• [Description of the task] Copy out the data exactly, leaving the pictures behind.

• [Available records]
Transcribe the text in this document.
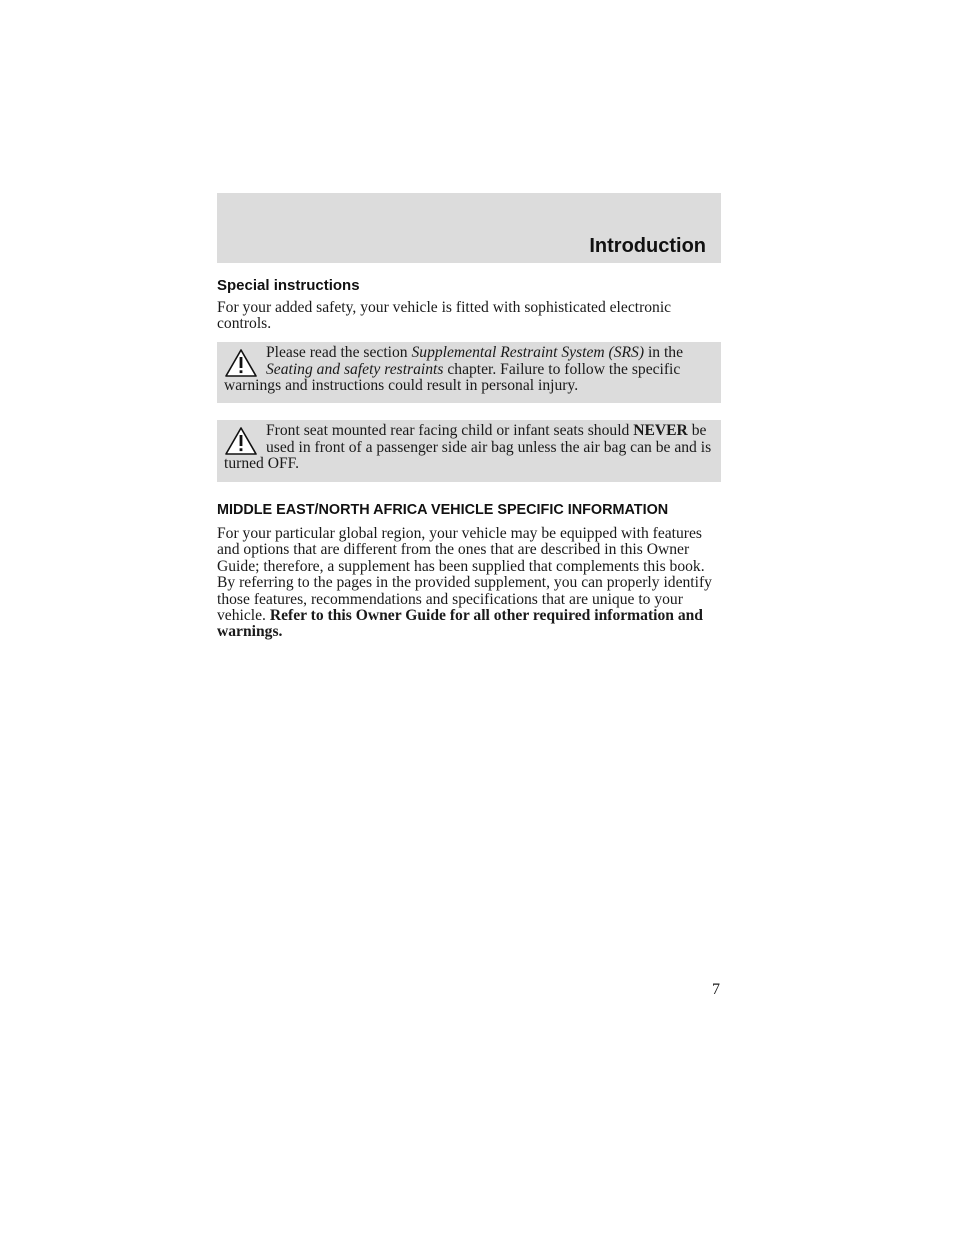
Introduction
Special instructions
For your added safety, your vehicle is fitted with sophisticated electronic controls.
Please read the section Supplemental Restraint System (SRS) in the Seating and safety restraints chapter. Failure to follow the specific warnings and instructions could result in personal injury.
Front seat mounted rear facing child or infant seats should NEVER be used in front of a passenger side air bag unless the air bag can be and is turned OFF.
MIDDLE EAST/NORTH AFRICA VEHICLE SPECIFIC INFORMATION
For your particular global region, your vehicle may be equipped with features and options that are different from the ones that are described in this Owner Guide; therefore, a supplement has been supplied that complements this book. By referring to the pages in the provided supplement, you can properly identify those features, recommendations and specifications that are unique to your vehicle. Refer to this Owner Guide for all other required information and warnings.
7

• [The completed task]
Transcribe the text in this document.
Introduction
Special instructions
For your added safety, your vehicle is fitted with sophisticated electronic controls.
Please read the section Supplemental Restraint System (SRS) in the Seating and safety restraints chapter. Failure to follow the specific warnings and instructions could result in personal injury.
Front seat mounted rear facing child or infant seats should NEVER be used in front of a passenger side air bag unless the air bag can be and is turned OFF.
MIDDLE EAST/NORTH AFRICA VEHICLE SPECIFIC INFORMATION
For your particular global region, your vehicle may be equipped with features and options that are different from the ones that are described in this Owner Guide; therefore, a supplement has been supplied that complements this book. By referring to the pages in the provided supplement, you can properly identify those features, recommendations and specifications that are unique to your vehicle. Refer to this Owner Guide for all other required information and warnings.
7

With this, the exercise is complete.